-- Start of Records for processing --

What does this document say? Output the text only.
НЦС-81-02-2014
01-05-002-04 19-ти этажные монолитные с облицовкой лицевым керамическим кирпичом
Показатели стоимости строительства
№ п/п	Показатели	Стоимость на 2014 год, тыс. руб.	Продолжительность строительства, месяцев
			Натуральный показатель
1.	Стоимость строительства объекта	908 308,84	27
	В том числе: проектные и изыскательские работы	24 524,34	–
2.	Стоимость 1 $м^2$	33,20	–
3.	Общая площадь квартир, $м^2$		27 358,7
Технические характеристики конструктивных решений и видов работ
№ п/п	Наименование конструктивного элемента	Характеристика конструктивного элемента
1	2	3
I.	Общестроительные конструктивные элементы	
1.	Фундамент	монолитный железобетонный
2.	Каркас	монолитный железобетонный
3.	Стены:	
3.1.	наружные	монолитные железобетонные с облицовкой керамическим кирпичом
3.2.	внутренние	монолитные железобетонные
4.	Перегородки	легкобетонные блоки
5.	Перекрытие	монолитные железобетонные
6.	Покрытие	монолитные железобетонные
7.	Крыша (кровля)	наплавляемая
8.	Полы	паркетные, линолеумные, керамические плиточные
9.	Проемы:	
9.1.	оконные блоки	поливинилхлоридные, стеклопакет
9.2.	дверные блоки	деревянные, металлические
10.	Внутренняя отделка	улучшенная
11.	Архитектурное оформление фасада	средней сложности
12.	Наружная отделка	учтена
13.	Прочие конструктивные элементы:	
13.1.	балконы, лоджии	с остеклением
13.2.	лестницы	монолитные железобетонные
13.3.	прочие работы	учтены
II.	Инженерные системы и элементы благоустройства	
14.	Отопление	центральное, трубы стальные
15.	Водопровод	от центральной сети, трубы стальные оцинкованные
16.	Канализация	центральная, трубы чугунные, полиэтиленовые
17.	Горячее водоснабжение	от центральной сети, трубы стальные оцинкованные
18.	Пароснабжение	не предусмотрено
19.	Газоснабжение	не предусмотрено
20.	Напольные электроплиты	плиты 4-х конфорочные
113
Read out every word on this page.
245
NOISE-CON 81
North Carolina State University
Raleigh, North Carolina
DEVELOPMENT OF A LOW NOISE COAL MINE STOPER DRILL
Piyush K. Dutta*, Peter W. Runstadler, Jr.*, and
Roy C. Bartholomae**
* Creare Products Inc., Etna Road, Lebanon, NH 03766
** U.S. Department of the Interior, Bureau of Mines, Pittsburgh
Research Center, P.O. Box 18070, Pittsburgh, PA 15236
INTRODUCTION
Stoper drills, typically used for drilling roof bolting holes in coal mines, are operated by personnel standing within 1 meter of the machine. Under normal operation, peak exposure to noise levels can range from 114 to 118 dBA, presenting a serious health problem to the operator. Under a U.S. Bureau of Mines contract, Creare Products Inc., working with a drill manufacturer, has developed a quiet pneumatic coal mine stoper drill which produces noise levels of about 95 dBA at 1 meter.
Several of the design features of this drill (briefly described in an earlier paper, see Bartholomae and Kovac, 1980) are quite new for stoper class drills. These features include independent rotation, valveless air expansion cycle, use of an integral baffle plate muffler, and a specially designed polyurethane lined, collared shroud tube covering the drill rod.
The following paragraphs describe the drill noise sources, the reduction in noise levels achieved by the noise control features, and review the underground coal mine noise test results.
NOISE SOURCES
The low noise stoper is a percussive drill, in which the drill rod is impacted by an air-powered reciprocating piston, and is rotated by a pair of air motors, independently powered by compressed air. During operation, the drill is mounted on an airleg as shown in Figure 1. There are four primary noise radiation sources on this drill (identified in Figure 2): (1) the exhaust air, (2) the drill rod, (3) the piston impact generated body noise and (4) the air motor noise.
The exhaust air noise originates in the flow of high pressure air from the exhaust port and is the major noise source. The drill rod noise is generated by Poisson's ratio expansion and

-- End of Records for processing --

> **What is needed**
Reproduce the records word for word.

> **Task response**
What does this document say? Output the text only.
НЦС-81-02-2014
01-05-002-04 19-ти этажные монолитные с облицовкой лицевым керамическим кирпичом
Показатели стоимости строительства
№ п/п	Показатели	Стоимость на 2014 год, тыс. руб.	Продолжительность строительства, месяцев
			Натуральный показатель
1.	Стоимость строительства объекта	908 308,84	27
	В том числе: проектные и изыскательские работы	24 524,34	–
2.	Стоимость 1 $м^2$	33,20	–
3.	Общая площадь квартир, $м^2$		27 358,7
Технические характеристики конструктивных решений и видов работ
№ п/п	Наименование конструктивного элемента	Характеристика конструктивного элемента
1	2	3
I.	Общестроительные конструктивные элементы	
1.	Фундамент	монолитный железобетонный
2.	Каркас	монолитный железобетонный
3.	Стены:	
3.1.	наружные	монолитные железобетонные с облицовкой керамическим кирпичом
3.2.	внутренние	монолитные железобетонные
4.	Перегородки	легкобетонные блоки
5.	Перекрытие	монолитные железобетонные
6.	Покрытие	монолитные железобетонные
7.	Крыша (кровля)	наплавляемая
8.	Полы	паркетные, линолеумные, керамические плиточные
9.	Проемы:	
9.1.	оконные блоки	поливинилхлоридные, стеклопакет
9.2.	дверные блоки	деревянные, металлические
10.	Внутренняя отделка	улучшенная
11.	Архитектурное оформление фасада	средней сложности
12.	Наружная отделка	учтена
13.	Прочие конструктивные элементы:	
13.1.	балконы, лоджии	с остеклением
13.2.	лестницы	монолитные железобетонные
13.3.	прочие работы	учтены
II.	Инженерные системы и элементы благоустройства	
14.	Отопление	центральное, трубы стальные
15.	Водопровод	от центральной сети, трубы стальные оцинкованные
16.	Канализация	центральная, трубы чугунные, полиэтиленовые
17.	Горячее водоснабжение	от центральной сети, трубы стальные оцинкованные
18.	Пароснабжение	не предусмотрено
19.	Газоснабжение	не предусмотрено
20.	Напольные электроплиты	плиты 4-х конфорочные
113
Read out every word on this page.
245
NOISE-CON 81
North Carolina State University
Raleigh, North Carolina
DEVELOPMENT OF A LOW NOISE COAL MINE STOPER DRILL
Piyush K. Dutta*, Peter W. Runstadler, Jr.*, and
Roy C. Bartholomae**
* Creare Products Inc., Etna Road, Lebanon, NH 03766
** U.S. Department of the Interior, Bureau of Mines, Pittsburgh
Research Center, P.O. Box 18070, Pittsburgh, PA 15236
INTRODUCTION
Stoper drills, typically used for drilling roof bolting holes in coal mines, are operated by personnel standing within 1 meter of the machine. Under normal operation, peak exposure to noise levels can range from 114 to 118 dBA, presenting a serious health problem to the operator. Under a U.S. Bureau of Mines contract, Creare Products Inc., working with a drill manufacturer, has developed a quiet pneumatic coal mine stoper drill which produces noise levels of about 95 dBA at 1 meter.
Several of the design features of this drill (briefly described in an earlier paper, see Bartholomae and Kovac, 1980) are quite new for stoper class drills. These features include independent rotation, valveless air expansion cycle, use of an integral baffle plate muffler, and a specially designed polyurethane lined, collared shroud tube covering the drill rod.
The following paragraphs describe the drill noise sources, the reduction in noise levels achieved by the noise control features, and review the underground coal mine noise test results.
NOISE SOURCES
The low noise stoper is a percussive drill, in which the drill rod is impacted by an air-powered reciprocating piston, and is rotated by a pair of air motors, independently powered by compressed air. During operation, the drill is mounted on an airleg as shown in Figure 1. There are four primary noise radiation sources on this drill (identified in Figure 2): (1) the exhaust air, (2) the drill rod, (3) the piston impact generated body noise and (4) the air motor noise.
The exhaust air noise originates in the flow of high pressure air from the exhaust port and is the major noise source. The drill rod noise is generated by Poisson's ratio expansion and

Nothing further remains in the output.